• Source extract:
★ ★ ★
Number of duplicates removed: 1016

Now we have successfully removed all the duplicates from the goodreads dataframe. This will make entity resolution between the project gutenberg dataframe and the goodreads dataframe much easier as it will be a one-to-one relationship instead of a one-to-many relationship. Furthermore, operations involving the goodreads dataframe will be significantly faster because we have removed over 9% (1016/11127) of the original goodreads data.

Ranking goodreads¶

We're going to address the second problem related to entity resolution soon but first we need to rank the data from goodreads so that these ranks can be used in data analysis after entity resolution. We will use standardization to give each book in the goodreads dataframe a rating relative to each other. We will then organize the dataframe to be ordered by rank. To best reflect the popularity of a book, the number of ratings as well as number of written reviews are combined with goodreads rating because they are all different measures of how popular a book is.

rating = []
#mean number of ratings of all books in goodreads dataframe
av_rating = grdf['ratings_count'].mean()
#standard deviation of number of ratings of all books in goodreads dataframe
std_rating = grdf['ratings_count'].std()
#mean number of writen reviews of all books in goodreads dataframe
av_review = grdf['text_reviews_count'].mean()
#standard deviation of number of writen reviews of all books in goodreads dataframe
std_review = grdf['text_reviews_count'].std()

#finds standard rating for each book in goodreads dataframe
for index, row in grdf.iterrows():
    non_ratings = grdf.loc[index, 'ratings_count']
    standard_ratings = (non_ratings - av_rating)/std_rating
    
    non_review = grdf.loc[index, 'text_reviews_count']
    standard_review = (non_review - av_review)/std_review
    
    rate = grdf.loc[index, 'average_rating']
    rating.append((rate*(standard_ratings+standard_review)))

grdf['rating'] = rating

#Sort the dataframe by the ratings from goodreads
grdf = grdf.sort_values(by=['rating'], ascending=False)
★ ★ ★
• Stored data:
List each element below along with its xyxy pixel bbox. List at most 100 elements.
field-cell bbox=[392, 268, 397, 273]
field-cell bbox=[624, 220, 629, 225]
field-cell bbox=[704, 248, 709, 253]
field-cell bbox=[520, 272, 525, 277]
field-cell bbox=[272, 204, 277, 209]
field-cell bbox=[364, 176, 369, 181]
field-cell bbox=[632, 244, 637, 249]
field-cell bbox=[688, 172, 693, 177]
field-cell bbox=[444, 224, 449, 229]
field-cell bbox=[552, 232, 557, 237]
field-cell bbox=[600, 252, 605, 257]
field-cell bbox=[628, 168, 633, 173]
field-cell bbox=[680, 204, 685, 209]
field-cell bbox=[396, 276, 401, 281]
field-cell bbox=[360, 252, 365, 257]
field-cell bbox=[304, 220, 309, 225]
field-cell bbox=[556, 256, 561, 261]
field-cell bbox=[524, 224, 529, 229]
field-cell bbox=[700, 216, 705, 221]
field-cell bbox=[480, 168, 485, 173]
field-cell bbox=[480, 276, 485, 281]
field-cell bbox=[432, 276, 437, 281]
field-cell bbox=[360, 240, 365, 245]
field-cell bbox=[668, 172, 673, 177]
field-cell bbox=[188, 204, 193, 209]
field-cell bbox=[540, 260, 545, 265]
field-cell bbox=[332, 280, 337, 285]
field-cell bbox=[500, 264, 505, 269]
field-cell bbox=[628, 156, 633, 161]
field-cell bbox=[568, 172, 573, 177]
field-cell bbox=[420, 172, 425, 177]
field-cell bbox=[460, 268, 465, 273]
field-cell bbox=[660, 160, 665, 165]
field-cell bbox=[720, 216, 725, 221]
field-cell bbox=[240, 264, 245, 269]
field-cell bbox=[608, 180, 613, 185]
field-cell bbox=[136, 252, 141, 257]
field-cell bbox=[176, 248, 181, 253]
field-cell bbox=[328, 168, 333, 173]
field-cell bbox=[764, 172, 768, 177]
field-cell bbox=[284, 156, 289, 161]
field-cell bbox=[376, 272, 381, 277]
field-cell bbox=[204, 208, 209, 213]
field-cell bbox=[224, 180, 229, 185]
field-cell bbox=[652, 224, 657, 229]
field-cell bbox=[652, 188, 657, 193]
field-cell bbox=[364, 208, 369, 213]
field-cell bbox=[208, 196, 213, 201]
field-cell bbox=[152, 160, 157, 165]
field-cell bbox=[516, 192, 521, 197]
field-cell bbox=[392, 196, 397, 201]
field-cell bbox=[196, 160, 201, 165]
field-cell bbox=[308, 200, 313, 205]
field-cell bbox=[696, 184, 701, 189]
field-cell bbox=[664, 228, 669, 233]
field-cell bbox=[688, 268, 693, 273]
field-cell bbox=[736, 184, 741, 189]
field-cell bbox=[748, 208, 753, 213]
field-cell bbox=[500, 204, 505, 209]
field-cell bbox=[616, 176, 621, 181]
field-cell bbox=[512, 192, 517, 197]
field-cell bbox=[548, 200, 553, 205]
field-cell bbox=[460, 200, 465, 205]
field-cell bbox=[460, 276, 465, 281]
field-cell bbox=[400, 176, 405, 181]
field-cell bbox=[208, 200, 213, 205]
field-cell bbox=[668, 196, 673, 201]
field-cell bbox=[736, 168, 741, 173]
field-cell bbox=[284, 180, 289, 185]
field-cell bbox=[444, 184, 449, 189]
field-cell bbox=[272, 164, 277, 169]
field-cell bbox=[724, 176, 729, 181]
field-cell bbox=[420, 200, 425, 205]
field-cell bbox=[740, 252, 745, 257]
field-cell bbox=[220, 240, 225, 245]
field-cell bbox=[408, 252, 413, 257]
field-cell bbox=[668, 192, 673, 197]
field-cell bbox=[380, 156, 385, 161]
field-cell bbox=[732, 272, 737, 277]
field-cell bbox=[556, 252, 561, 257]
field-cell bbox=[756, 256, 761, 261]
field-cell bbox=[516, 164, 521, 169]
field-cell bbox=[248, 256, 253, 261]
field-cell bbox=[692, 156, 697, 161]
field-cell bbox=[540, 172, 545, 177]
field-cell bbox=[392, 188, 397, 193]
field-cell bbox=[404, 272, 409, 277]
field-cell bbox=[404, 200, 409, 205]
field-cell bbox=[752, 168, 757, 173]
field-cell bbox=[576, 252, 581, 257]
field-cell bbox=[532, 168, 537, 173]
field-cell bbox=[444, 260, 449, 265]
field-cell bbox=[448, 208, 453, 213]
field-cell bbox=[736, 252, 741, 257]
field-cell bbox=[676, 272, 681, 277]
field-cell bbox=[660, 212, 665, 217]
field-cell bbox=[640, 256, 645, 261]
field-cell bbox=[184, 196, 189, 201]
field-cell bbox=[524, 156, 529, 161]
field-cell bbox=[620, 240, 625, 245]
★ ★ ★
• Task objective: Swap "standardization" for "normalization" in the ranking excerpt, and write out the passage between "Ranking goodreads¶" and "av_rating = grdf['ratings_count'].mean()", inclusive. Rely only on the ranking excerpt, not on the entries.

• Correct response:
Ranking goodreads¶

We're going to address the second problem related to entity resolution soon but first we need to rank the data from goodreads so that these ranks can be used in data analysis after entity resolution. We will use normalization to give each book in the goodreads dataframe a rating relative to each other. We will then organize the dataframe to be ordered by rank. To best reflect the popularity of a book, the number of ratings as well as number of written reviews are combined with goodreads rating because they are all different measures of how popular a book is.

rating = []
#mean number of ratings of all books in goodreads dataframe
av_rating = grdf['ratings_count'].mean()